### Exercise task
In the data below, find each line containing the string "centum" and return it.
** start of Entries shown **
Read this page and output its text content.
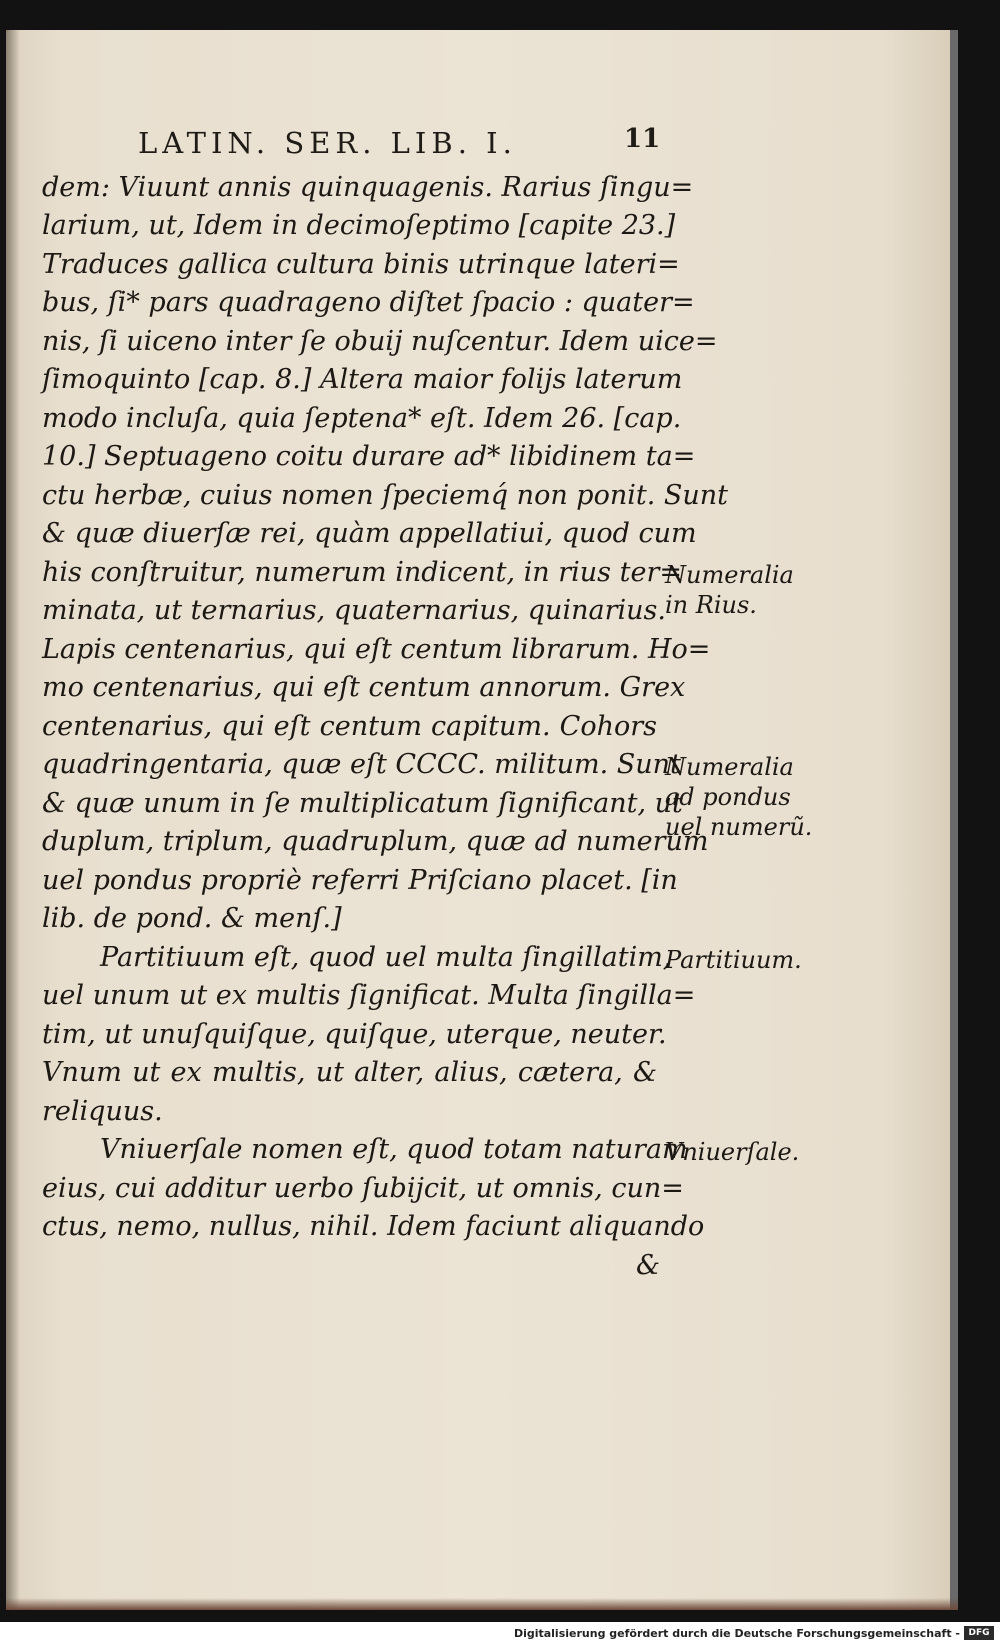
LATIN. SER. LIB. I.	11
dem: Viuunt annis quinquagenis. Rarius ſingu=
larium, ut, Idem in decimoſeptimo [capite 23.]
Traduces gallica cultura binis utrinque lateri=
bus, ſi* pars quadrageno diſtet ſpacio : quater=
nis, ſi uiceno inter ſe obuij nuſcentur. Idem uice=
ſimoquinto [cap. 8.] Altera maior folijs laterum
modo incluſa, quia ſeptena* eſt. Idem 26. [cap.
10.] Septuageno coitu durare ad* libidinem ta=
ctu herbæ, cuius nomen ſpeciemq́ non ponit. Sunt
& quæ diuerſæ rei, quàm appellatiui, quod cum
his conſtruitur, numerum indicent, in rius ter=
minata, ut ternarius, quaternarius, quinarius.
Lapis centenarius, qui eſt centum librarum. Ho=
mo centenarius, qui eſt centum annorum. Grex
centenarius, qui eſt centum capitum. Cohors
quadringentaria, quæ eſt CCCC. militum. Sunt
& quæ unum in ſe multiplicatum ſignificant, ut
duplum, triplum, quadruplum, quæ ad numerum
uel pondus propriè referri Priſciano placet. [in
lib. de pond. & menſ.]
Partitiuum eſt, quod uel multa ſingillatim,
uel unum ut ex multis ſignificat. Multa ſingilla=
tim, ut unuſquiſque, quiſque, uterque, neuter.
Vnum ut ex multis, ut alter, alius, cætera, &
reliquus.
Vniuerſale nomen eſt, quod totam naturam
eius, cui additur uerbo ſubijcit, ut omnis, cun=
ctus, nemo, nullus, nihil. Idem faciunt aliquando
&
Numeralia
in Rius.
Numeralia
ad pondus
uel numerũ.
Partitiuum.
Vniuerſale.
Digitalisierung gefördert durch die Deutsche Forschungsgemeinschaft - DFG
** end of Entries shown **
### Written response
Lapis centenarius, qui eſt centum librarum. Ho=
mo centenarius, qui eſt centum annorum. Grex
centenarius, qui eſt centum capitum. Cohors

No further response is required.